Challenge:
Transcribe the lines below verbatim, beginning with the line containing "heatmap-cell xyxy=(331,189,339,195)" and continuing through the line containing "heatmap-cell xyxy=(373,148,381,153)".

Excerpts from a layout annotation set:
>>>

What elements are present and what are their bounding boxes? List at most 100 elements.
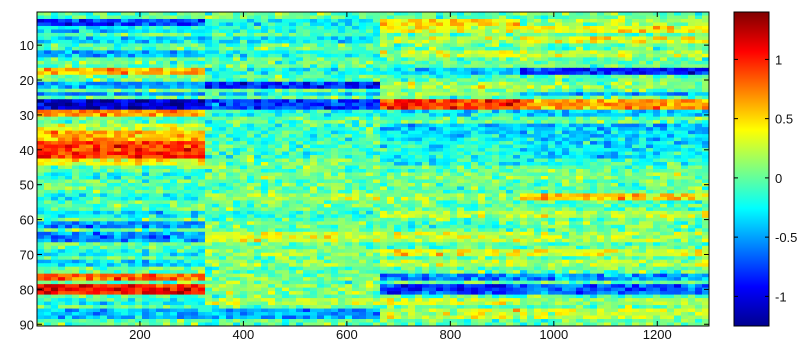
heatmap-cell xyxy=(331,189,339,195)
heatmap-cell xyxy=(51,148,59,153)
heatmap-cell xyxy=(548,57,556,62)
heatmap-cell xyxy=(520,85,528,90)
heatmap-cell xyxy=(184,57,192,62)
heatmap-cell xyxy=(639,71,647,76)
heatmap-cell xyxy=(429,141,437,146)
heatmap-cell xyxy=(646,32,654,38)
heatmap-cell xyxy=(576,71,584,76)
heatmap-cell xyxy=(695,130,703,135)
heatmap-cell xyxy=(317,186,325,191)
heatmap-cell xyxy=(373,148,381,153)
heatmap-cell xyxy=(121,85,129,90)
heatmap-cell xyxy=(625,92,633,97)
heatmap-cell xyxy=(114,134,122,139)
heatmap-cell xyxy=(170,18,178,24)
heatmap-cell xyxy=(583,50,591,55)
heatmap-cell xyxy=(464,43,472,48)
heatmap-cell xyxy=(569,109,577,114)
heatmap-cell xyxy=(359,53,367,58)
heatmap-cell xyxy=(576,88,584,93)
heatmap-cell xyxy=(499,186,507,191)
heatmap-cell xyxy=(590,85,598,90)
heatmap-cell xyxy=(282,46,290,51)
heatmap-cell xyxy=(184,92,192,97)
heatmap-cell xyxy=(254,158,262,163)
heatmap-cell xyxy=(191,95,199,100)
heatmap-cell xyxy=(317,102,325,107)
heatmap-cell xyxy=(86,189,94,195)
heatmap-cell xyxy=(464,130,472,135)
heatmap-cell xyxy=(429,64,437,69)
heatmap-cell xyxy=(387,102,395,107)
heatmap-cell xyxy=(296,39,304,44)
heatmap-cell xyxy=(597,179,605,184)
heatmap-cell xyxy=(205,162,213,167)
heatmap-cell xyxy=(562,175,570,181)
heatmap-cell xyxy=(541,148,549,153)
heatmap-cell xyxy=(604,120,612,125)
heatmap-cell xyxy=(429,155,437,160)
heatmap-cell xyxy=(226,175,234,181)
heatmap-cell xyxy=(492,39,500,44)
heatmap-cell xyxy=(695,120,703,125)
heatmap-cell xyxy=(65,127,73,132)
heatmap-cell xyxy=(457,46,465,51)
heatmap-cell xyxy=(695,95,703,100)
heatmap-cell xyxy=(541,172,549,177)
heatmap-cell xyxy=(639,50,647,55)
heatmap-cell xyxy=(387,116,395,121)
heatmap-cell xyxy=(177,151,185,156)
heatmap-cell xyxy=(625,172,633,177)
heatmap-cell xyxy=(240,113,248,118)
heatmap-cell xyxy=(156,179,164,184)
heatmap-cell xyxy=(79,165,87,170)
heatmap-cell xyxy=(597,39,605,44)
heatmap-cell xyxy=(555,60,563,65)
heatmap-cell xyxy=(506,95,514,100)
heatmap-cell xyxy=(520,39,528,44)
heatmap-cell xyxy=(625,102,633,107)
heatmap-cell xyxy=(310,53,318,58)
heatmap-cell xyxy=(184,67,192,72)
heatmap-cell xyxy=(345,71,353,76)
heatmap-cell xyxy=(310,127,318,132)
heatmap-cell xyxy=(254,36,262,41)
heatmap-cell xyxy=(478,189,486,195)
heatmap-cell xyxy=(688,134,696,139)
heatmap-cell xyxy=(37,74,45,79)
heatmap-cell xyxy=(478,106,486,111)
heatmap-cell xyxy=(121,29,129,34)
heatmap-cell xyxy=(681,74,689,79)
heatmap-cell xyxy=(450,57,458,62)
heatmap-cell xyxy=(702,74,709,79)
heatmap-cell xyxy=(527,67,535,72)
heatmap-cell xyxy=(695,137,703,142)
heatmap-cell xyxy=(625,186,633,191)
heatmap-cell xyxy=(478,113,486,118)
heatmap-cell xyxy=(394,186,402,191)
heatmap-cell xyxy=(282,144,290,149)
heatmap-cell xyxy=(247,85,255,90)
heatmap-cell xyxy=(443,78,451,83)
heatmap-cell xyxy=(548,32,556,38)
heatmap-cell xyxy=(345,113,353,118)
heatmap-cell xyxy=(303,127,311,132)
heatmap-cell xyxy=(296,32,304,38)
heatmap-cell xyxy=(205,92,213,97)
heatmap-cell xyxy=(296,92,304,97)
heatmap-cell xyxy=(177,113,185,118)
heatmap-cell xyxy=(198,120,206,125)
heatmap-cell xyxy=(541,88,549,93)
heatmap-cell xyxy=(681,50,689,55)
heatmap-cell xyxy=(289,15,297,20)
heatmap-cell xyxy=(408,29,416,34)
heatmap-cell xyxy=(611,141,619,146)
heatmap-cell xyxy=(373,74,381,79)
heatmap-cell xyxy=(37,137,45,142)
heatmap-cell xyxy=(373,123,381,128)
heatmap-cell xyxy=(380,116,388,121)
heatmap-cell xyxy=(653,172,661,177)
heatmap-cell xyxy=(401,74,409,79)
heatmap-cell xyxy=(240,74,248,79)
heatmap-cell xyxy=(681,64,689,69)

<<<

Exercise output:
heatmap-cell xyxy=(331,189,339,195)
heatmap-cell xyxy=(51,148,59,153)
heatmap-cell xyxy=(548,57,556,62)
heatmap-cell xyxy=(520,85,528,90)
heatmap-cell xyxy=(184,57,192,62)
heatmap-cell xyxy=(639,71,647,76)
heatmap-cell xyxy=(429,141,437,146)
heatmap-cell xyxy=(646,32,654,38)
heatmap-cell xyxy=(576,71,584,76)
heatmap-cell xyxy=(695,130,703,135)
heatmap-cell xyxy=(317,186,325,191)
heatmap-cell xyxy=(373,148,381,153)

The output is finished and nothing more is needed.